§ **TASK TO CARRY OUT**: Restate the records that follow word for word; no pictures should appear.

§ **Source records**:
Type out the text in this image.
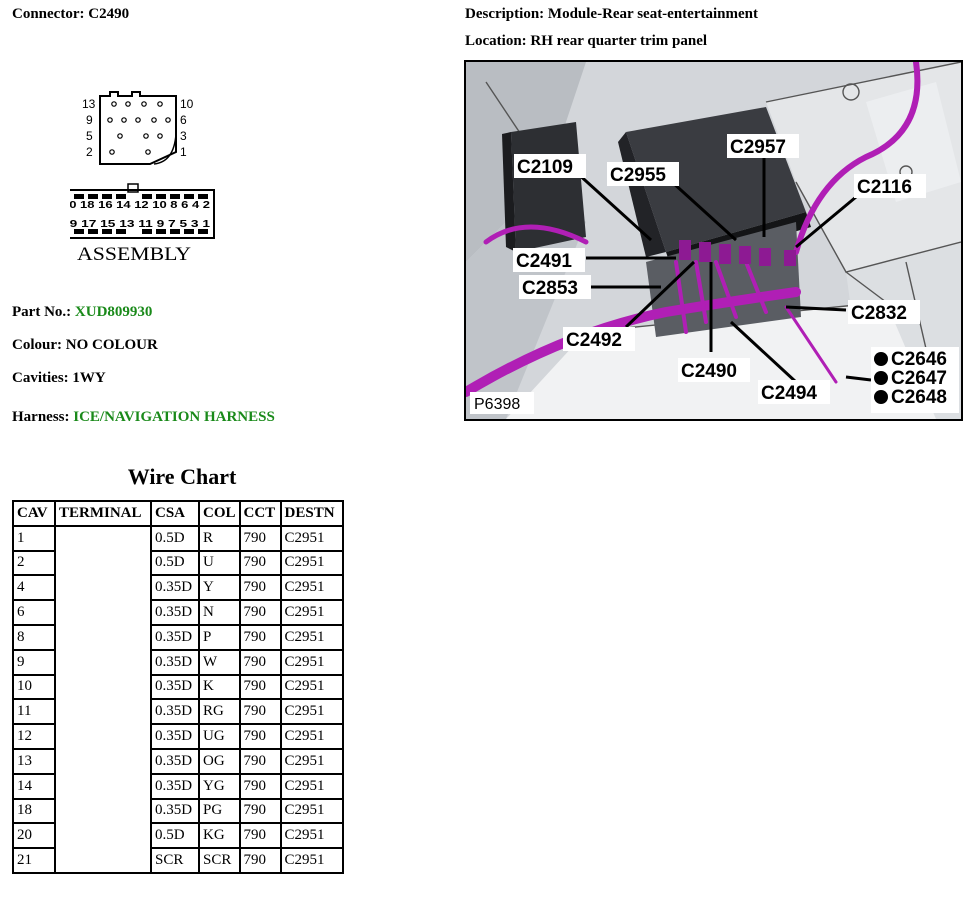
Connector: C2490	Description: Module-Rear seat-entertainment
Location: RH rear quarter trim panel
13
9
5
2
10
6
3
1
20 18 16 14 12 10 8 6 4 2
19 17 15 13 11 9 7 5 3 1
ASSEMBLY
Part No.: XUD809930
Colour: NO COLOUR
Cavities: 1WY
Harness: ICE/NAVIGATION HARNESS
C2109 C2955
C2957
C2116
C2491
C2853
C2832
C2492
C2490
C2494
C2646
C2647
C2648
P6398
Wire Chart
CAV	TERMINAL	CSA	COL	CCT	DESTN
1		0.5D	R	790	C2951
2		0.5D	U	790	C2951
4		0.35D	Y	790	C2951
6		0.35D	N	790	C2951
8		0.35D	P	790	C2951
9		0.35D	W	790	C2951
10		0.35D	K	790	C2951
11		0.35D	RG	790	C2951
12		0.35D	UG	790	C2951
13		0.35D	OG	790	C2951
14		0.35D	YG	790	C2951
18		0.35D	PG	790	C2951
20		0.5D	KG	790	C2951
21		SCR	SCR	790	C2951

§ **WRITTEN REPLY**:
Type out the text in this image.
Connector: C2490	Description: Module-Rear seat-entertainment
Location: RH rear quarter trim panel
13
9
5
2
10
6
3
1
20 18 16 14 12 10 8 6 4 2
19 17 15 13 11 9 7 5 3 1
ASSEMBLY
Part No.: XUD809930
Colour: NO COLOUR
Cavities: 1WY
Harness: ICE/NAVIGATION HARNESS
C2109 C2955
C2957
C2116
C2491
C2853
C2832
C2492
C2490
C2494
C2646
C2647
C2648
P6398
Wire Chart
CAV	TERMINAL	CSA	COL	CCT	DESTN
1		0.5D	R	790	C2951
2		0.5D	U	790	C2951
4		0.35D	Y	790	C2951
6		0.35D	N	790	C2951
8		0.35D	P	790	C2951
9		0.35D	W	790	C2951
10		0.35D	K	790	C2951
11		0.35D	RG	790	C2951
12		0.35D	UG	790	C2951
13		0.35D	OG	790	C2951
14		0.35D	YG	790	C2951
18		0.35D	PG	790	C2951
20		0.5D	KG	790	C2951
21		SCR	SCR	790	C2951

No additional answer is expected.